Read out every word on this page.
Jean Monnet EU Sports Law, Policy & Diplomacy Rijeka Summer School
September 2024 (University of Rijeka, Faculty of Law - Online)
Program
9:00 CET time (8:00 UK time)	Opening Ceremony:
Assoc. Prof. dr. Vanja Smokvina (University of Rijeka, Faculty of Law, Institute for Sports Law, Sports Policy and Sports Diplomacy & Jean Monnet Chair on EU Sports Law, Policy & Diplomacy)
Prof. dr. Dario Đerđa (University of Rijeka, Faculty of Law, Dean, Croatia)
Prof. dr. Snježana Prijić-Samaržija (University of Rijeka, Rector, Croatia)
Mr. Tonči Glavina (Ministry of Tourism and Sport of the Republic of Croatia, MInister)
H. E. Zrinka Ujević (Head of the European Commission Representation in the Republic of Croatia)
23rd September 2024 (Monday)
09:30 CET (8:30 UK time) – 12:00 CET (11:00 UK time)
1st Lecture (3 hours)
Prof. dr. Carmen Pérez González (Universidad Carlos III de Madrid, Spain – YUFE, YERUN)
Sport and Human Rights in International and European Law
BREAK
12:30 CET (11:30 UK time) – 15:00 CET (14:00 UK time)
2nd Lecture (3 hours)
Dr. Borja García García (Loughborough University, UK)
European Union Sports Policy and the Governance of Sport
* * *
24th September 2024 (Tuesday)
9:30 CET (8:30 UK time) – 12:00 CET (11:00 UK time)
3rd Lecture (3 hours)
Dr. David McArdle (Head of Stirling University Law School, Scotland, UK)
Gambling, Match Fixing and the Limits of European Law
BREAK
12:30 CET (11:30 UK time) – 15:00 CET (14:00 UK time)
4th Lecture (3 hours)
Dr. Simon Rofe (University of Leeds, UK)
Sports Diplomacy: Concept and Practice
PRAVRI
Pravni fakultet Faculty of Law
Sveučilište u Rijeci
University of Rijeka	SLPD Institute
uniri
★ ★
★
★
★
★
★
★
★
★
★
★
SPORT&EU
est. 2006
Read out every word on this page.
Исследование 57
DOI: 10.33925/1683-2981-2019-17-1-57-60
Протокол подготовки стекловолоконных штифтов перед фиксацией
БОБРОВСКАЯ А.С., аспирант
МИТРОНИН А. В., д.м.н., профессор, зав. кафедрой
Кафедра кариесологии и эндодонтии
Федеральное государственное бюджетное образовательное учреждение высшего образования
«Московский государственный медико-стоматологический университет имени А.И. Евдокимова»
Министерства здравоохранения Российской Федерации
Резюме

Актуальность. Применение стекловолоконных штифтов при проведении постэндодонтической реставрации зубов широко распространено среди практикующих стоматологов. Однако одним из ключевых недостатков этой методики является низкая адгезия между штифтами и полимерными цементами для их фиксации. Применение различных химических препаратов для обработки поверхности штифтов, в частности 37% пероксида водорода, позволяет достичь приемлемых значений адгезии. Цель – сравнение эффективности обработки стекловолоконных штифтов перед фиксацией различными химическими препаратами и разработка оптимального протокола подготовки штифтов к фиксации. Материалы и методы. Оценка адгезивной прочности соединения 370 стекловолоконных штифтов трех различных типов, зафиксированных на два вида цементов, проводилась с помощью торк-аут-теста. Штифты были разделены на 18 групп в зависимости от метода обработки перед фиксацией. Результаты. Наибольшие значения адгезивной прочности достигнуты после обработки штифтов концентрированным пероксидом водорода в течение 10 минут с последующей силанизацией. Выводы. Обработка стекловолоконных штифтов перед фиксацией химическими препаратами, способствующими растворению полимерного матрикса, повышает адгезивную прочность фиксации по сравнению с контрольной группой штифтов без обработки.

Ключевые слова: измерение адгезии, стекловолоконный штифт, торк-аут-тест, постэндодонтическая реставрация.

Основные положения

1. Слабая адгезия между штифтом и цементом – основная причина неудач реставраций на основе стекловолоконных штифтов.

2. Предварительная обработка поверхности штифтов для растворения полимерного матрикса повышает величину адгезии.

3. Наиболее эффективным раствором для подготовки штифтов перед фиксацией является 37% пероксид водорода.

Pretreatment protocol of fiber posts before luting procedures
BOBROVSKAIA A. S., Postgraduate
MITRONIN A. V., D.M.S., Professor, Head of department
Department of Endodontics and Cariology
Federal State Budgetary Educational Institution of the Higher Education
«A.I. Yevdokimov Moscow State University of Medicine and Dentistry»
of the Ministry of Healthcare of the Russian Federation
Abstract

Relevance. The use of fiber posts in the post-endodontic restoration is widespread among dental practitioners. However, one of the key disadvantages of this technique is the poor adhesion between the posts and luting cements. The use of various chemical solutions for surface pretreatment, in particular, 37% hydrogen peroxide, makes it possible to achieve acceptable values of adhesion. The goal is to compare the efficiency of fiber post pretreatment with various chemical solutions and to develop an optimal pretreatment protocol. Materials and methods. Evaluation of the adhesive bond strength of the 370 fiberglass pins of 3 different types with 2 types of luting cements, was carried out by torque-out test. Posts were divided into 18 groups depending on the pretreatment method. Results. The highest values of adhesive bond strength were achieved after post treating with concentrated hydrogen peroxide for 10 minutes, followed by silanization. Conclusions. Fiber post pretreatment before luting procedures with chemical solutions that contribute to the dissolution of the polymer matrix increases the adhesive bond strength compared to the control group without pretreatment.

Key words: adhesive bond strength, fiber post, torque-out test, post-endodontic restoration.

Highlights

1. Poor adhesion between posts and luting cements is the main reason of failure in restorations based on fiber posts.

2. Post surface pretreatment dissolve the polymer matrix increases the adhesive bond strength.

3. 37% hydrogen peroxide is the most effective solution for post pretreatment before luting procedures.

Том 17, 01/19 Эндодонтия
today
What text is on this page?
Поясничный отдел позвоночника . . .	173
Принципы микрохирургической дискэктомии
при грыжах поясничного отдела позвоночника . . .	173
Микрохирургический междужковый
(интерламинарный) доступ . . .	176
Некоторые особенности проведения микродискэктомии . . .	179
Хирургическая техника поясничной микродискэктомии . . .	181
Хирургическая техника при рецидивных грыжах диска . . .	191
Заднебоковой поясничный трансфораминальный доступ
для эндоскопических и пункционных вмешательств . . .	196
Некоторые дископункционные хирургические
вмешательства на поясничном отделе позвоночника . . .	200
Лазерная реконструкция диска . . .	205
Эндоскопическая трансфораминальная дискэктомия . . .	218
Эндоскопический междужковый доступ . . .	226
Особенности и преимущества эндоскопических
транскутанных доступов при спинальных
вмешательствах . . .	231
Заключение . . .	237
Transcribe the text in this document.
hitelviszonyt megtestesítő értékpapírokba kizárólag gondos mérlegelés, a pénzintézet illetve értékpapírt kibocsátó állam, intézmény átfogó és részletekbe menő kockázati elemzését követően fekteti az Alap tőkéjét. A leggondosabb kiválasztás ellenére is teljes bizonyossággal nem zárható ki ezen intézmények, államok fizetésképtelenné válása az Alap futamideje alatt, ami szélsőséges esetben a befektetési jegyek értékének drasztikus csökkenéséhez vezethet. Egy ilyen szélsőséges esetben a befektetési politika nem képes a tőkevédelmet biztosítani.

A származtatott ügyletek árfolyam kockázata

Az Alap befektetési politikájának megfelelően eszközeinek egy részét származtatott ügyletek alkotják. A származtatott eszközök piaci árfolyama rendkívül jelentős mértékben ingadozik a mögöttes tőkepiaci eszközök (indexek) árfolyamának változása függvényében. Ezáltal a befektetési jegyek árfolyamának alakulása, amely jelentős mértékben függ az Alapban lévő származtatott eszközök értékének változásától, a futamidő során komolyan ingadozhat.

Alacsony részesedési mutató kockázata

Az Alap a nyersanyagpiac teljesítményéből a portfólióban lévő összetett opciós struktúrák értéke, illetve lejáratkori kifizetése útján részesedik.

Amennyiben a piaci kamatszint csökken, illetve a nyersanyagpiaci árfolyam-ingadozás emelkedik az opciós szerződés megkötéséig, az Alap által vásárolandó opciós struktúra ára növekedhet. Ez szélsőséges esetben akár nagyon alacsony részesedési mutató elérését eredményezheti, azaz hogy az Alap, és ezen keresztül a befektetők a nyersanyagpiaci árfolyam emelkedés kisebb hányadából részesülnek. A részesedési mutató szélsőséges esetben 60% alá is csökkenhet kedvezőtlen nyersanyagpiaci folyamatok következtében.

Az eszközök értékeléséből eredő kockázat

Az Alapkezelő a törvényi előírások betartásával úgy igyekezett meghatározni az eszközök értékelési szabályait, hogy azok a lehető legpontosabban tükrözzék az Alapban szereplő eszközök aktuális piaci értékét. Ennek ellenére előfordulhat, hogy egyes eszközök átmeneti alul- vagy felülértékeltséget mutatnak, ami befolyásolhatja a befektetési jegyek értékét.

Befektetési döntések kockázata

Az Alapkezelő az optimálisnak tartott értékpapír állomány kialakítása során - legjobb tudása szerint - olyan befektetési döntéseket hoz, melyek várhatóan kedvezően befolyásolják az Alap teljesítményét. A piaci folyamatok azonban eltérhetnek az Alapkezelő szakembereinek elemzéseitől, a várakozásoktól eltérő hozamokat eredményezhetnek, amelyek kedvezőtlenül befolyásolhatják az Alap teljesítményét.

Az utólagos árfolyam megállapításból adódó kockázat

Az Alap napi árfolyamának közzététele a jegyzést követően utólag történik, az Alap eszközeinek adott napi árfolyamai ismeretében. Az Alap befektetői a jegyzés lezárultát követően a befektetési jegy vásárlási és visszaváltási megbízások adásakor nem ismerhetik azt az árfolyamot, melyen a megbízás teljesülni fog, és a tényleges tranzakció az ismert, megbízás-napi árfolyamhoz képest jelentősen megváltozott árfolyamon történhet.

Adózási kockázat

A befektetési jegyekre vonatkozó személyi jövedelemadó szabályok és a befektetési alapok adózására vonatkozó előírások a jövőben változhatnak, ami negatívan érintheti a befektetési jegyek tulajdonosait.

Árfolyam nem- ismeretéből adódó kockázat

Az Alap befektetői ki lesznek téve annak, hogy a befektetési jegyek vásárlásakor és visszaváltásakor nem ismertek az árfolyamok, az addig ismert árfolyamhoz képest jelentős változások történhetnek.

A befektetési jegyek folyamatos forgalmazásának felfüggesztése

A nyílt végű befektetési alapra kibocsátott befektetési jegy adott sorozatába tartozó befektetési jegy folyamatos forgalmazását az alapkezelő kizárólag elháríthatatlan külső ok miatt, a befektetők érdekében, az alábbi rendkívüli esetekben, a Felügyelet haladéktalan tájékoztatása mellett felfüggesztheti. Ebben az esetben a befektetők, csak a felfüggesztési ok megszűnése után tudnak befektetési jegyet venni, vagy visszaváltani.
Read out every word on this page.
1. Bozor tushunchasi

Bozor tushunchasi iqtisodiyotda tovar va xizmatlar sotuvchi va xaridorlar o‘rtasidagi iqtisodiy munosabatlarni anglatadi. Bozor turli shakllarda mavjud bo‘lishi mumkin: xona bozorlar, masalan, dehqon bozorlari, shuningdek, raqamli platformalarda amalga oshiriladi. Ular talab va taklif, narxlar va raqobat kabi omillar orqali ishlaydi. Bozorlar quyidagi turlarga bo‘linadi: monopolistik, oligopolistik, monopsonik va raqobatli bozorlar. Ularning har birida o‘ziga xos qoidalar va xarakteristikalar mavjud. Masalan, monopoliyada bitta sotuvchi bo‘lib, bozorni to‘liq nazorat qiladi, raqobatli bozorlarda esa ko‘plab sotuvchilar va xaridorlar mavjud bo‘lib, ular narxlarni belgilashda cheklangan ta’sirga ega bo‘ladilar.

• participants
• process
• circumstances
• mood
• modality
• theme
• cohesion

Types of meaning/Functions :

Exercise instructions: From the entries above, list each line with "származtatott" in it.

Final result:
A származtatott ügyletek árfolyam kockázata
Az Alap befektetési politikájának megfelelően eszközeinek egy részét származtatott ügyletek alkotják. A származtatott eszközök piaci árfolyama rendkívül jelentős mértékben ingadozik a mögöttes tőkepiaci eszközök (indexek) árfolyamának változása függvényében. Ezáltal a befektetési jegyek árfolyamának alakulása, amely jelentős mértékben függ az Alapban lévő származtatott eszközök értékének változásától, a futamidő során komolyan ingadozhat.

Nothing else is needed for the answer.